_What is needed_.
Set down all of the data that follows word for word, without the images.

── Available data

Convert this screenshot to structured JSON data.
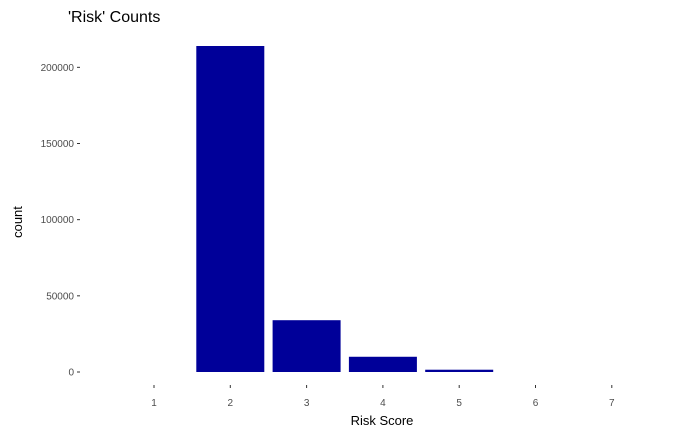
{
  "chart_data": {
    "type": "bar",
    "title": "'Risk' Counts",
    "xlabel": "Risk Score",
    "ylabel": "count",
    "categories": [
      "1",
      "2",
      "3",
      "4",
      "5",
      "6",
      "7"
    ],
    "values": [
      0,
      214000,
      34000,
      10000,
      1500,
      0,
      0
    ],
    "ylim": [
      0,
      214000
    ],
    "yticks": [
      0,
      50000,
      100000,
      150000,
      200000
    ],
    "ytick_labels": [
      "0",
      "50000",
      "100000",
      "150000",
      "200000"
    ],
    "grid": false,
    "legend": "none",
    "bar_color": "#000099"
  }
}
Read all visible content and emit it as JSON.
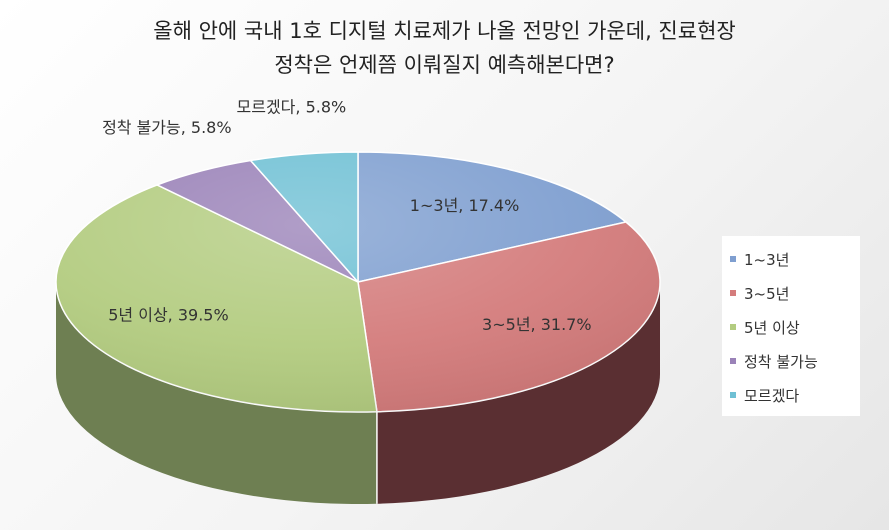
{
  "chart_data": {
    "type": "pie",
    "style": "3d",
    "title_lines": [
      "올해 안에 국내 1호 디지털 치료제가 나올 전망인 가운데, 진료현장",
      "정착은 언제쯤 이뤄질지 예측해본다면?"
    ],
    "legend_position": "right",
    "slices": [
      {
        "name": "1~3년",
        "value": 17.4,
        "label": "1~3년, 17.4%",
        "color": "#7f9fd0",
        "dark": "#4a6288"
      },
      {
        "name": "3~5년",
        "value": 31.7,
        "label": "3~5년, 31.7%",
        "color": "#d47c7c",
        "dark": "#5a2f32"
      },
      {
        "name": "5년 이상",
        "value": 39.5,
        "label": "5년 이상, 39.5%",
        "color": "#b3cc80",
        "dark": "#6e7f52"
      },
      {
        "name": "정착 불가능",
        "value": 5.8,
        "label": "정착 불가능, 5.8%",
        "color": "#9a82b8",
        "dark": "#5c4b73"
      },
      {
        "name": "모르겠다",
        "value": 5.8,
        "label": "모르겠다, 5.8%",
        "color": "#6fc0d4",
        "dark": "#3f7886"
      }
    ]
  }
}
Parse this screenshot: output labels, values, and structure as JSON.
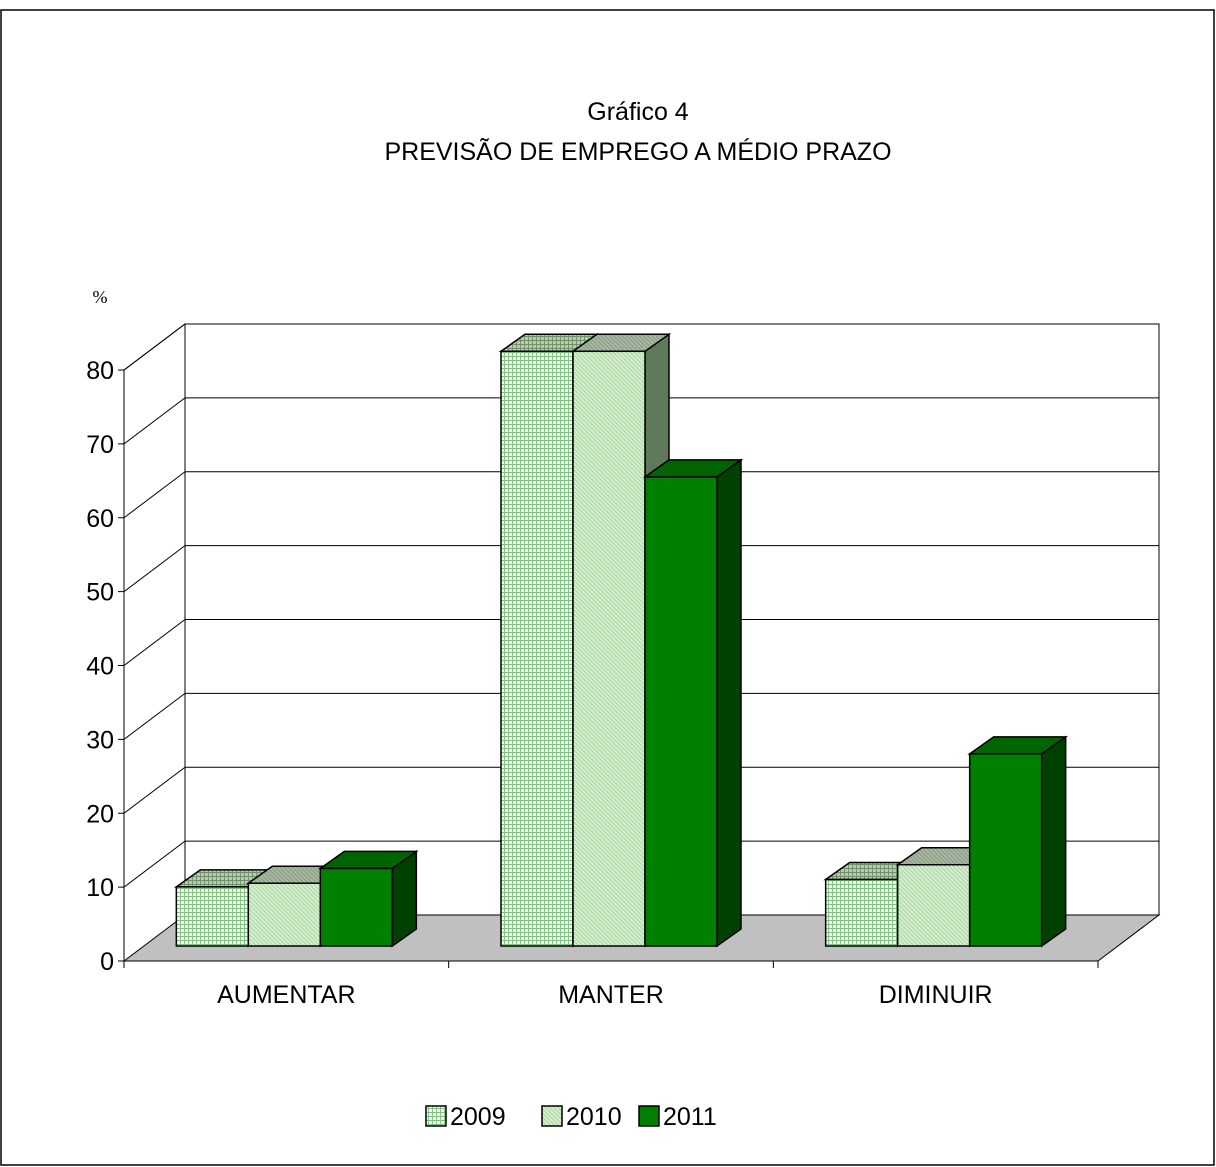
{
  "chart_data": {
    "type": "bar",
    "title": "Gráfico 4",
    "subtitle": "PREVISÃO DE EMPREGO A MÉDIO PRAZO",
    "ylabel": "%",
    "xlabel": "",
    "ylim": [
      0,
      80
    ],
    "yticks": [
      "0",
      "10",
      "20",
      "30",
      "40",
      "50",
      "60",
      "70",
      "80"
    ],
    "categories": [
      "AUMENTAR",
      "MANTER",
      "DIMINUIR"
    ],
    "series": [
      {
        "name": "2009",
        "values": [
          8,
          80.5,
          9
        ]
      },
      {
        "name": "2010",
        "values": [
          8.5,
          80.5,
          11
        ]
      },
      {
        "name": "2011",
        "values": [
          10.5,
          63.5,
          26
        ]
      }
    ],
    "grid": true,
    "legend": "bottom",
    "colors": {
      "2009": "#e6f3e0",
      "2010": "#c8e6c0",
      "2011": "#008000",
      "floor": "#c0c0c0"
    }
  }
}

────

_Answer for this exercise_.
Convert this screenshot to structured JSON data.
{
  "chart_data": {
    "type": "bar",
    "title": "'Risk' Counts",
    "xlabel": "Risk Score",
    "ylabel": "count",
    "categories": [
      "1",
      "2",
      "3",
      "4",
      "5",
      "6",
      "7"
    ],
    "values": [
      0,
      214000,
      34000,
      10000,
      1500,
      0,
      0
    ],
    "ylim": [
      0,
      214000
    ],
    "yticks": [
      0,
      50000,
      100000,
      150000,
      200000
    ],
    "ytick_labels": [
      "0",
      "50000",
      "100000",
      "150000",
      "200000"
    ],
    "grid": false,
    "legend": "none",
    "bar_color": "#000099"
  }
}
Read all visible content and emit it as JSON.
{
  "chart_data": {
    "type": "pie",
    "style": "3d",
    "title_lines": [
      "올해 안에 국내 1호 디지털 치료제가 나올 전망인 가운데, 진료현장",
      "정착은 언제쯤 이뤄질지 예측해본다면?"
    ],
    "legend_position": "right",
    "slices": [
      {
        "name": "1~3년",
        "value": 17.4,
        "label": "1~3년, 17.4%",
        "color": "#7f9fd0",
        "dark": "#4a6288"
      },
      {
        "name": "3~5년",
        "value": 31.7,
        "label": "3~5년, 31.7%",
        "color": "#d47c7c",
        "dark": "#5a2f32"
      },
      {
        "name": "5년 이상",
        "value": 39.5,
        "label": "5년 이상, 39.5%",
        "color": "#b3cc80",
        "dark": "#6e7f52"
      },
      {
        "name": "정착 불가능",
        "value": 5.8,
        "label": "정착 불가능, 5.8%",
        "color": "#9a82b8",
        "dark": "#5c4b73"
      },
      {
        "name": "모르겠다",
        "value": 5.8,
        "label": "모르겠다, 5.8%",
        "color": "#6fc0d4",
        "dark": "#3f7886"
      }
    ]
  }
}
Parse this screenshot: output labels, values, and structure as JSON.
{
  "chart_data": {
    "type": "bar",
    "title": "Gráfico 4",
    "subtitle": "PREVISÃO DE EMPREGO A MÉDIO PRAZO",
    "ylabel": "%",
    "xlabel": "",
    "ylim": [
      0,
      80
    ],
    "yticks": [
      "0",
      "10",
      "20",
      "30",
      "40",
      "50",
      "60",
      "70",
      "80"
    ],
    "categories": [
      "AUMENTAR",
      "MANTER",
      "DIMINUIR"
    ],
    "series": [
      {
        "name": "2009",
        "values": [
          8,
          80.5,
          9
        ]
      },
      {
        "name": "2010",
        "values": [
          8.5,
          80.5,
          11
        ]
      },
      {
        "name": "2011",
        "values": [
          10.5,
          63.5,
          26
        ]
      }
    ],
    "grid": true,
    "legend": "bottom",
    "colors": {
      "2009": "#e6f3e0",
      "2010": "#c8e6c0",
      "2011": "#008000",
      "floor": "#c0c0c0"
    }
  }
}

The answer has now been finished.